_Problem details_:
Extract all of the entries and set them down verbatim.

_Information supplied_:
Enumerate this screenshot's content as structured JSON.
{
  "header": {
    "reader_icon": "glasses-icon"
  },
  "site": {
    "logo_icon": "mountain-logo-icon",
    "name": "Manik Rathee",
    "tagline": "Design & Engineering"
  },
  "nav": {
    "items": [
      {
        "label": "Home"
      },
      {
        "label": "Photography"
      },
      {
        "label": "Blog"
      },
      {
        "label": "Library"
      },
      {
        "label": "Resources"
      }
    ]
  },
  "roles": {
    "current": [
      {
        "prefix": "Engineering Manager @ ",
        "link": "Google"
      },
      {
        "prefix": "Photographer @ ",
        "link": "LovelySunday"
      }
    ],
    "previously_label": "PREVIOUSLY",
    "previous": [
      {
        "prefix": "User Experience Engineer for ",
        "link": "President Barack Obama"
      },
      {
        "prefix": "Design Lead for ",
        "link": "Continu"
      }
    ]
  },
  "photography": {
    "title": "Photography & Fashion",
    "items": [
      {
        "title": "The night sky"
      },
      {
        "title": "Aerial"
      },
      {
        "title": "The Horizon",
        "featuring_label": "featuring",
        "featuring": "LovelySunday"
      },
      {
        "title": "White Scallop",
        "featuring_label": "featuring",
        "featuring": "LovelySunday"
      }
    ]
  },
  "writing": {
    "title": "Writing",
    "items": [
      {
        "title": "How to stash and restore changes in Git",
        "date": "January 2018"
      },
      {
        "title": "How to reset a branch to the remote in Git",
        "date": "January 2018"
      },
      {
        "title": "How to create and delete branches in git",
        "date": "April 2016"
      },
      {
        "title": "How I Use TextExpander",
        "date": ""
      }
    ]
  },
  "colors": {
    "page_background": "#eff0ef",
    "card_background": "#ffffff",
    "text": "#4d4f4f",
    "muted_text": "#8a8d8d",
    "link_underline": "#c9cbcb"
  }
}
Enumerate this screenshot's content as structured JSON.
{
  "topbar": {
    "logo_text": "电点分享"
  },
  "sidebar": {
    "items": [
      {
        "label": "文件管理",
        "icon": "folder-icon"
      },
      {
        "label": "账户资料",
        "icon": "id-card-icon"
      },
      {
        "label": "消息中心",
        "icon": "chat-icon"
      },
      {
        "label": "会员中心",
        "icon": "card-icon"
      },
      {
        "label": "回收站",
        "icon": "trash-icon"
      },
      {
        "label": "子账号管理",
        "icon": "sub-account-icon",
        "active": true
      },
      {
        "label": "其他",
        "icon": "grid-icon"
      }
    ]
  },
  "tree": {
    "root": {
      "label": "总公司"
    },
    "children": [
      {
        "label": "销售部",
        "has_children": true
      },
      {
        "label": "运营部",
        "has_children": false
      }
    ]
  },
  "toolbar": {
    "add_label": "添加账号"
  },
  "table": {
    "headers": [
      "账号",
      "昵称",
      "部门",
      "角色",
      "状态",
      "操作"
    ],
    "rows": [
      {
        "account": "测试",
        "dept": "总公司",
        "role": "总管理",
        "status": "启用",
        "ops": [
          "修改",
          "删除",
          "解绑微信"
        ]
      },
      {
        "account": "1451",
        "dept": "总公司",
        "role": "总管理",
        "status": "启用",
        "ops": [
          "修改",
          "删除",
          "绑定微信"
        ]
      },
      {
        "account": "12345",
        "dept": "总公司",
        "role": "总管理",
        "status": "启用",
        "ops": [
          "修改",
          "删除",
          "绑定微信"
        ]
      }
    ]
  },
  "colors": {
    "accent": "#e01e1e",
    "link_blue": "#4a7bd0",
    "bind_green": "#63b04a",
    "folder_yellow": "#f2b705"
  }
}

_Answer for the task_:
Enumerate this screenshot's content as structured JSON.
{
  "header": {
    "reader_icon": "glasses-icon"
  },
  "site": {
    "logo_icon": "mountain-logo-icon",
    "name": "Manik Rathee",
    "tagline": "Design & Engineering"
  },
  "nav": {
    "items": [
      {
        "label": "Home"
      },
      {
        "label": "Photography"
      },
      {
        "label": "Blog"
      },
      {
        "label": "Library"
      },
      {
        "label": "Resources"
      }
    ]
  },
  "roles": {
    "current": [
      {
        "prefix": "Engineering Manager @ ",
        "link": "Google"
      },
      {
        "prefix": "Photographer @ ",
        "link": "LovelySunday"
      }
    ],
    "previously_label": "PREVIOUSLY",
    "previous": [
      {
        "prefix": "User Experience Engineer for ",
        "link": "President Barack Obama"
      },
      {
        "prefix": "Design Lead for ",
        "link": "Continu"
      }
    ]
  },
  "photography": {
    "title": "Photography & Fashion",
    "items": [
      {
        "title": "The night sky"
      },
      {
        "title": "Aerial"
      },
      {
        "title": "The Horizon",
        "featuring_label": "featuring",
        "featuring": "LovelySunday"
      },
      {
        "title": "White Scallop",
        "featuring_label": "featuring",
        "featuring": "LovelySunday"
      }
    ]
  },
  "writing": {
    "title": "Writing",
    "items": [
      {
        "title": "How to stash and restore changes in Git",
        "date": "January 2018"
      },
      {
        "title": "How to reset a branch to the remote in Git",
        "date": "January 2018"
      },
      {
        "title": "How to create and delete branches in git",
        "date": "April 2016"
      },
      {
        "title": "How I Use TextExpander",
        "date": ""
      }
    ]
  },
  "colors": {
    "page_background": "#eff0ef",
    "card_background": "#ffffff",
    "text": "#4d4f4f",
    "muted_text": "#8a8d8d",
    "link_underline": "#c9cbcb"
  }
}
Enumerate this screenshot's content as structured JSON.
{
  "topbar": {
    "logo_text": "电点分享"
  },
  "sidebar": {
    "items": [
      {
        "label": "文件管理",
        "icon": "folder-icon"
      },
      {
        "label": "账户资料",
        "icon": "id-card-icon"
      },
      {
        "label": "消息中心",
        "icon": "chat-icon"
      },
      {
        "label": "会员中心",
        "icon": "card-icon"
      },
      {
        "label": "回收站",
        "icon": "trash-icon"
      },
      {
        "label": "子账号管理",
        "icon": "sub-account-icon",
        "active": true
      },
      {
        "label": "其他",
        "icon": "grid-icon"
      }
    ]
  },
  "tree": {
    "root": {
      "label": "总公司"
    },
    "children": [
      {
        "label": "销售部",
        "has_children": true
      },
      {
        "label": "运营部",
        "has_children": false
      }
    ]
  },
  "toolbar": {
    "add_label": "添加账号"
  },
  "table": {
    "headers": [
      "账号",
      "昵称",
      "部门",
      "角色",
      "状态",
      "操作"
    ],
    "rows": [
      {
        "account": "测试",
        "dept": "总公司",
        "role": "总管理",
        "status": "启用",
        "ops": [
          "修改",
          "删除",
          "解绑微信"
        ]
      },
      {
        "account": "1451",
        "dept": "总公司",
        "role": "总管理",
        "status": "启用",
        "ops": [
          "修改",
          "删除",
          "绑定微信"
        ]
      },
      {
        "account": "12345",
        "dept": "总公司",
        "role": "总管理",
        "status": "启用",
        "ops": [
          "修改",
          "删除",
          "绑定微信"
        ]
      }
    ]
  },
  "colors": {
    "accent": "#e01e1e",
    "link_blue": "#4a7bd0",
    "bind_green": "#63b04a",
    "folder_yellow": "#f2b705"
  }
}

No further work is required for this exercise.